(Stored entries)

(begin)

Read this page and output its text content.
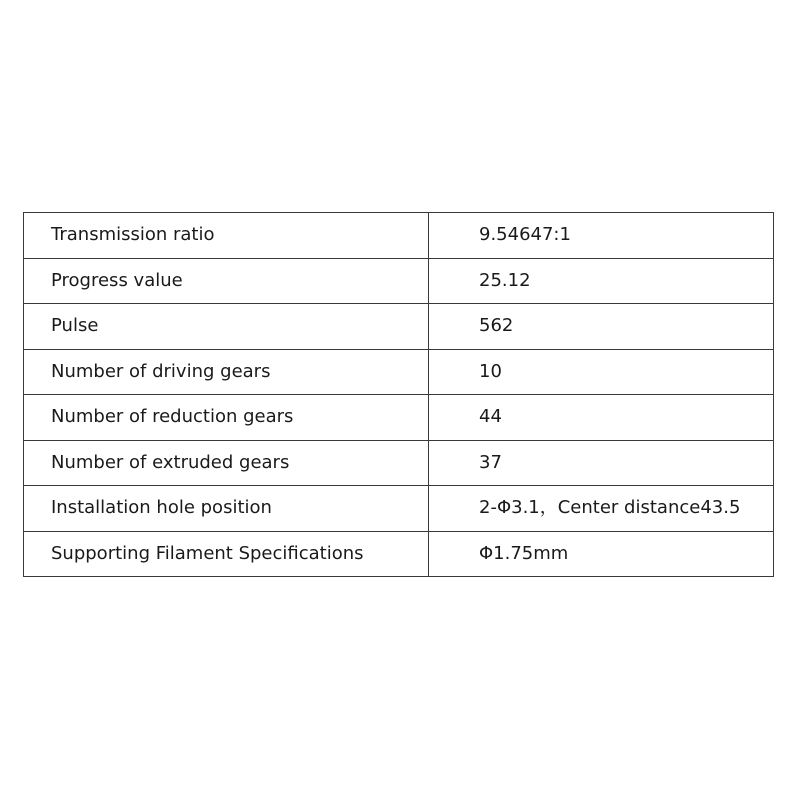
Transmission ratio	9.54647:1
Progress value	25.12
Pulse	562
Number of driving gears	10
Number of reduction gears	44
Number of extruded gears	37
Installation hole position	2-Φ3.1，Center distance43.5
Supporting Filament Specifications	Φ1.75mm
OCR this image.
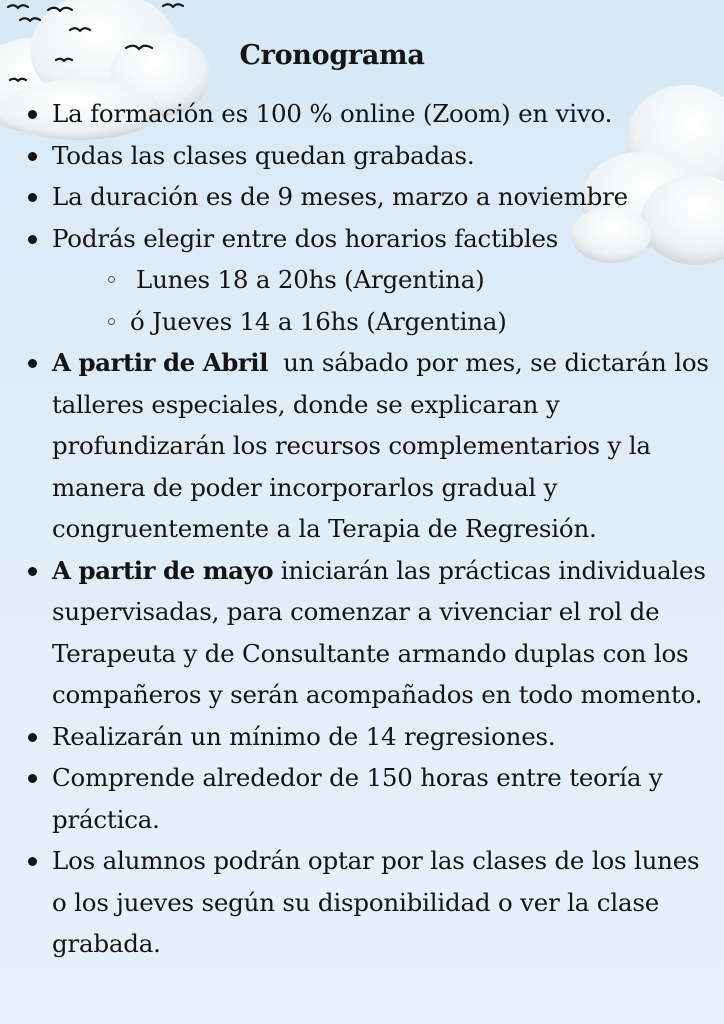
Cronograma
La formación es 100 % online (Zoom) en vivo.
Todas las clases quedan grabadas.
La duración es de 9 meses, marzo a noviembre
Podrás elegir entre dos horarios factibles
Lunes 18 a 20hs (Argentina)
ó Jueves 14 a 16hs (Argentina)
A partir de Abril  un sábado por mes, se dictarán los talleres especiales, donde se explicaran y profundizarán los recursos complementarios y la manera de poder incorporarlos gradual y congruentemente a la Terapia de Regresión.
A partir de mayo iniciarán las prácticas individuales supervisadas, para comenzar a vivenciar el rol de Terapeuta y de Consultante armando duplas con los compañeros y serán acompañados en todo momento.
Realizarán un mínimo de 14 regresiones.
Comprende alrededor de 150 horas entre teoría y práctica.
Los alumnos podrán optar por las clases de los lunes o los jueves según su disponibilidad o ver la clase grabada.
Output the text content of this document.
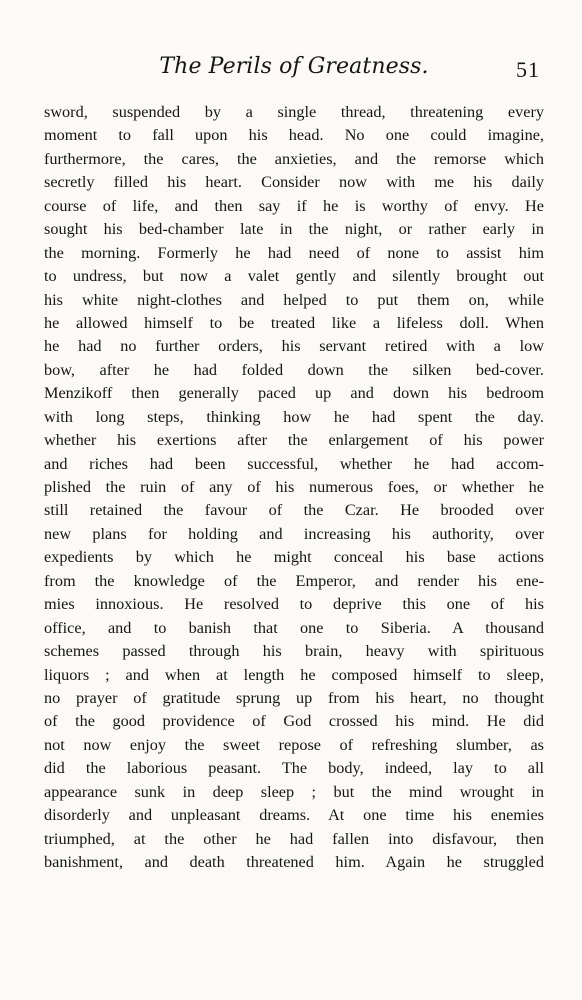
The Perils of Greatness.	51
sword, suspended by a single thread, threatening every
moment to fall upon his head. No one could imagine,
furthermore, the cares, the anxieties, and the remorse which
secretly filled his heart. Consider now with me his daily
course of life, and then say if he is worthy of envy. He
sought his bed-chamber late in the night, or rather early in
the morning. Formerly he had need of none to assist him
to undress, but now a valet gently and silently brought out
his white night-clothes and helped to put them on, while
he allowed himself to be treated like a lifeless doll. When
he had no further orders, his servant retired with a low
bow, after he had folded down the silken bed-cover.
Menzikoff then generally paced up and down his bedroom
with long steps, thinking how he had spent the day.
whether his exertions after the enlargement of his power
and riches had been successful, whether he had accom-
plished the ruin of any of his numerous foes, or whether he
still retained the favour of the Czar. He brooded over
new plans for holding and increasing his authority, over
expedients by which he might conceal his base actions
from the knowledge of the Emperor, and render his ene-
mies innoxious. He resolved to deprive this one of his
office, and to banish that one to Siberia. A thousand
schemes passed through his brain, heavy with spirituous
liquors ; and when at length he composed himself to sleep,
no prayer of gratitude sprung up from his heart, no thought
of the good providence of God crossed his mind. He did
not now enjoy the sweet repose of refreshing slumber, as
did the laborious peasant. The body, indeed, lay to all
appearance sunk in deep sleep ; but the mind wrought in
disorderly and unpleasant dreams. At one time his enemies
triumphed, at the other he had fallen into disfavour, then
banishment, and death threatened him. Again he struggled
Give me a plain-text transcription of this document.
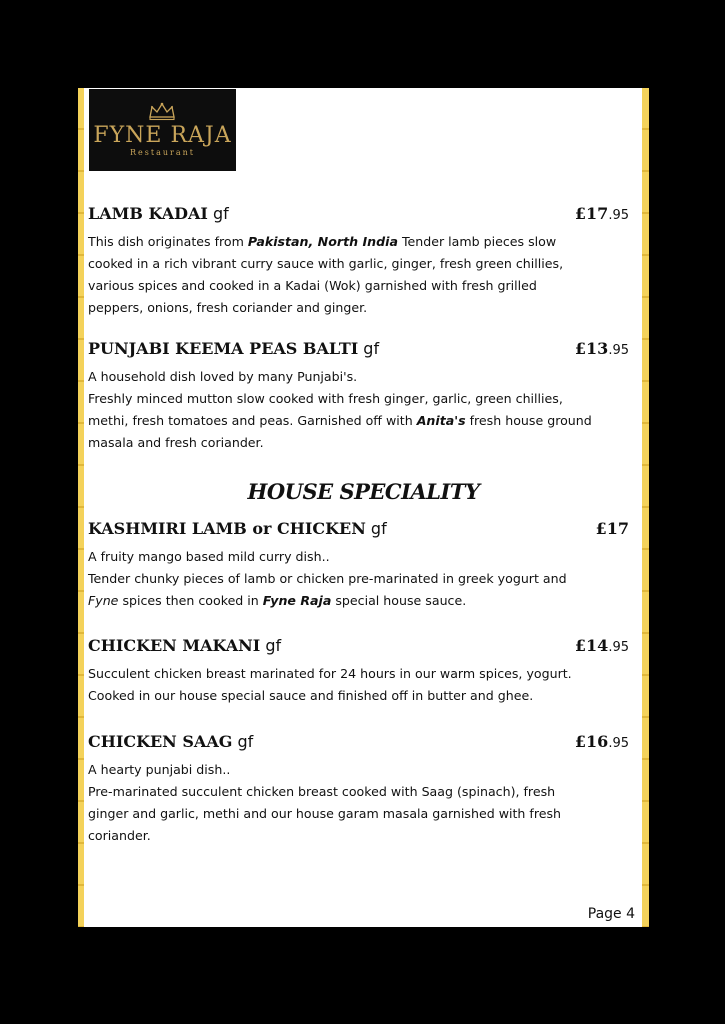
FYNE RAJA
Restaurant
LAMB KADAI gf	£17.95
This dish originates from Pakistan, North India Tender lamb pieces slow
cooked in a rich vibrant curry sauce with garlic, ginger, fresh green chillies,
various spices and cooked in a Kadai (Wok) garnished with fresh grilled
peppers, onions, fresh coriander and ginger.
PUNJABI KEEMA PEAS BALTI gf	£13.95
A household dish loved by many Punjabi's.
Freshly minced mutton slow cooked with fresh ginger, garlic, green chillies,
methi, fresh tomatoes and peas. Garnished off with Anita's fresh house ground
masala and fresh coriander.
HOUSE SPECIALITY
KASHMIRI LAMB or CHICKEN gf	£17
A fruity mango based mild curry dish..
Tender chunky pieces of lamb or chicken pre-marinated in greek yogurt and
Fyne spices then cooked in Fyne Raja special house sauce.
CHICKEN MAKANI gf	£14.95
Succulent chicken breast marinated for 24 hours in our warm spices, yogurt.
Cooked in our house special sauce and finished off in butter and ghee.
CHICKEN SAAG gf	£16.95
A hearty punjabi dish..
Pre-marinated succulent chicken breast cooked with Saag (spinach), fresh
ginger and garlic, methi and our house garam masala garnished with fresh
coriander.
Page 4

(end)

▸ **WHAT IS NEEDED**
Repeat the preceding records precisely, and leave every picture out of the copy.

▸ **EXPECTED ANSWER**
Read this page and output its text content.
Transmission ratio	9.54647:1
Progress value	25.12
Pulse	562
Number of driving gears	10
Number of reduction gears	44
Number of extruded gears	37
Installation hole position	2-Φ3.1，Center distance43.5
Supporting Filament Specifications	Φ1.75mm
OCR this image.
Cronograma
La formación es 100 % online (Zoom) en vivo.
Todas las clases quedan grabadas.
La duración es de 9 meses, marzo a noviembre
Podrás elegir entre dos horarios factibles
Lunes 18 a 20hs (Argentina)
ó Jueves 14 a 16hs (Argentina)
A partir de Abril  un sábado por mes, se dictarán los talleres especiales, donde se explicaran y profundizarán los recursos complementarios y la manera de poder incorporarlos gradual y congruentemente a la Terapia de Regresión.
A partir de mayo iniciarán las prácticas individuales supervisadas, para comenzar a vivenciar el rol de Terapeuta y de Consultante armando duplas con los compañeros y serán acompañados en todo momento.
Realizarán un mínimo de 14 regresiones.
Comprende alrededor de 150 horas entre teoría y práctica.
Los alumnos podrán optar por las clases de los lunes o los jueves según su disponibilidad o ver la clase grabada.
Output the text content of this document.
The Perils of Greatness.	51
sword, suspended by a single thread, threatening every
moment to fall upon his head. No one could imagine,
furthermore, the cares, the anxieties, and the remorse which
secretly filled his heart. Consider now with me his daily
course of life, and then say if he is worthy of envy. He
sought his bed-chamber late in the night, or rather early in
the morning. Formerly he had need of none to assist him
to undress, but now a valet gently and silently brought out
his white night-clothes and helped to put them on, while
he allowed himself to be treated like a lifeless doll. When
he had no further orders, his servant retired with a low
bow, after he had folded down the silken bed-cover.
Menzikoff then generally paced up and down his bedroom
with long steps, thinking how he had spent the day.
whether his exertions after the enlargement of his power
and riches had been successful, whether he had accom-
plished the ruin of any of his numerous foes, or whether he
still retained the favour of the Czar. He brooded over
new plans for holding and increasing his authority, over
expedients by which he might conceal his base actions
from the knowledge of the Emperor, and render his ene-
mies innoxious. He resolved to deprive this one of his
office, and to banish that one to Siberia. A thousand
schemes passed through his brain, heavy with spirituous
liquors ; and when at length he composed himself to sleep,
no prayer of gratitude sprung up from his heart, no thought
of the good providence of God crossed his mind. He did
not now enjoy the sweet repose of refreshing slumber, as
did the laborious peasant. The body, indeed, lay to all
appearance sunk in deep sleep ; but the mind wrought in
disorderly and unpleasant dreams. At one time his enemies
triumphed, at the other he had fallen into disfavour, then
banishment, and death threatened him. Again he struggled
Give me a plain-text transcription of this document.
FYNE RAJA
Restaurant
LAMB KADAI gf	£17.95
This dish originates from Pakistan, North India Tender lamb pieces slow
cooked in a rich vibrant curry sauce with garlic, ginger, fresh green chillies,
various spices and cooked in a Kadai (Wok) garnished with fresh grilled
peppers, onions, fresh coriander and ginger.
PUNJABI KEEMA PEAS BALTI gf	£13.95
A household dish loved by many Punjabi's.
Freshly minced mutton slow cooked with fresh ginger, garlic, green chillies,
methi, fresh tomatoes and peas. Garnished off with Anita's fresh house ground
masala and fresh coriander.
HOUSE SPECIALITY
KASHMIRI LAMB or CHICKEN gf	£17
A fruity mango based mild curry dish..
Tender chunky pieces of lamb or chicken pre-marinated in greek yogurt and
Fyne spices then cooked in Fyne Raja special house sauce.
CHICKEN MAKANI gf	£14.95
Succulent chicken breast marinated for 24 hours in our warm spices, yogurt.
Cooked in our house special sauce and finished off in butter and ghee.
CHICKEN SAAG gf	£16.95
A hearty punjabi dish..
Pre-marinated succulent chicken breast cooked with Saag (spinach), fresh
ginger and garlic, methi and our house garam masala garnished with fresh
coriander.
Page 4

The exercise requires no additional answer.